<<<<

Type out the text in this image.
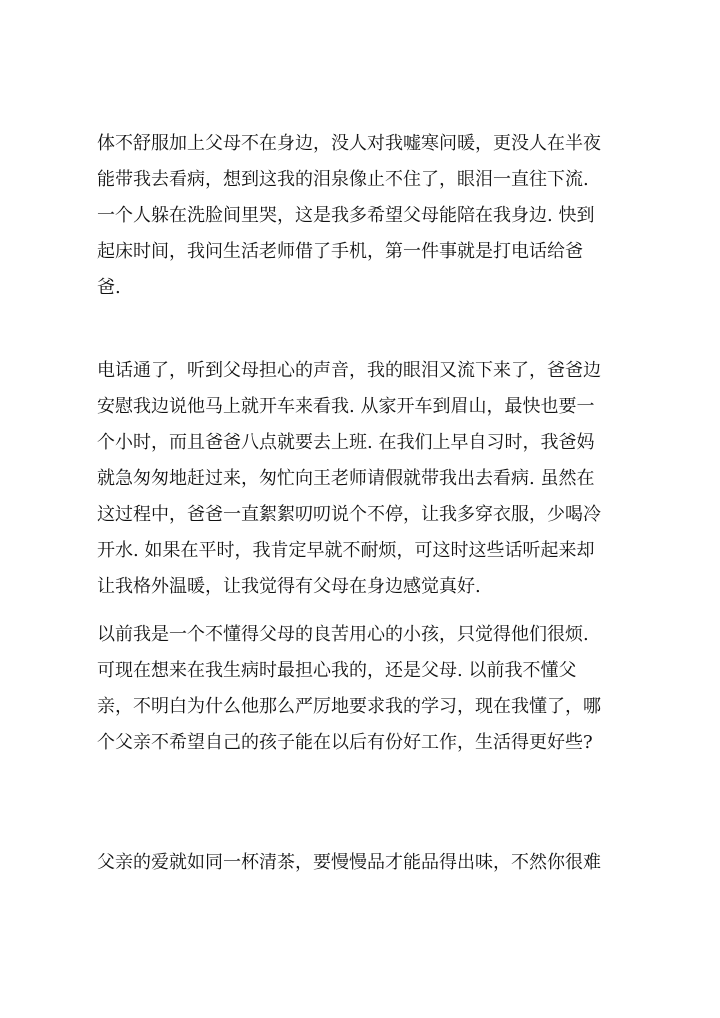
体不舒服加上父母不在身边，没人对我嘘寒问暖，更没人在半夜
能带我去看病，想到这我的泪泉像止不住了，眼泪一直往下流.
一个人躲在洗脸间里哭，这是我多希望父母能陪在我身边. 快到
起床时间，我问生活老师借了手机，第一件事就是打电话给爸
爸.

电话通了，听到父母担心的声音，我的眼泪又流下来了，爸爸边
安慰我边说他马上就开车来看我. 从家开车到眉山，最快也要一
个小时，而且爸爸八点就要去上班. 在我们上早自习时，我爸妈
就急匆匆地赶过来，匆忙向王老师请假就带我出去看病. 虽然在
这过程中，爸爸一直絮絮叨叨说个不停，让我多穿衣服，少喝冷
开水. 如果在平时，我肯定早就不耐烦，可这时这些话听起来却
让我格外温暖，让我觉得有父母在身边感觉真好.

以前我是一个不懂得父母的良苦用心的小孩，只觉得他们很烦.
可现在想来在我生病时最担心我的，还是父母. 以前我不懂父
亲，不明白为什么他那么严厉地要求我的学习，现在我懂了，哪
个父亲不希望自己的孩子能在以后有份好工作，生活得更好些?

父亲的爱就如同一杯清茶，要慢慢品才能品得出味，不然你很难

>>>>

* Exercise goal *
Write out the material above again, word for word, minus its pictures.

* Right answer *
Type out the text in this image.
体不舒服加上父母不在身边，没人对我嘘寒问暖，更没人在半夜
能带我去看病，想到这我的泪泉像止不住了，眼泪一直往下流.
一个人躲在洗脸间里哭，这是我多希望父母能陪在我身边. 快到
起床时间，我问生活老师借了手机，第一件事就是打电话给爸
爸.

电话通了，听到父母担心的声音，我的眼泪又流下来了，爸爸边
安慰我边说他马上就开车来看我. 从家开车到眉山，最快也要一
个小时，而且爸爸八点就要去上班. 在我们上早自习时，我爸妈
就急匆匆地赶过来，匆忙向王老师请假就带我出去看病. 虽然在
这过程中，爸爸一直絮絮叨叨说个不停，让我多穿衣服，少喝冷
开水. 如果在平时，我肯定早就不耐烦，可这时这些话听起来却
让我格外温暖，让我觉得有父母在身边感觉真好.

以前我是一个不懂得父母的良苦用心的小孩，只觉得他们很烦.
可现在想来在我生病时最担心我的，还是父母. 以前我不懂父
亲，不明白为什么他那么严厉地要求我的学习，现在我懂了，哪
个父亲不希望自己的孩子能在以后有份好工作，生活得更好些?

父亲的爱就如同一杯清茶，要慢慢品才能品得出味，不然你很难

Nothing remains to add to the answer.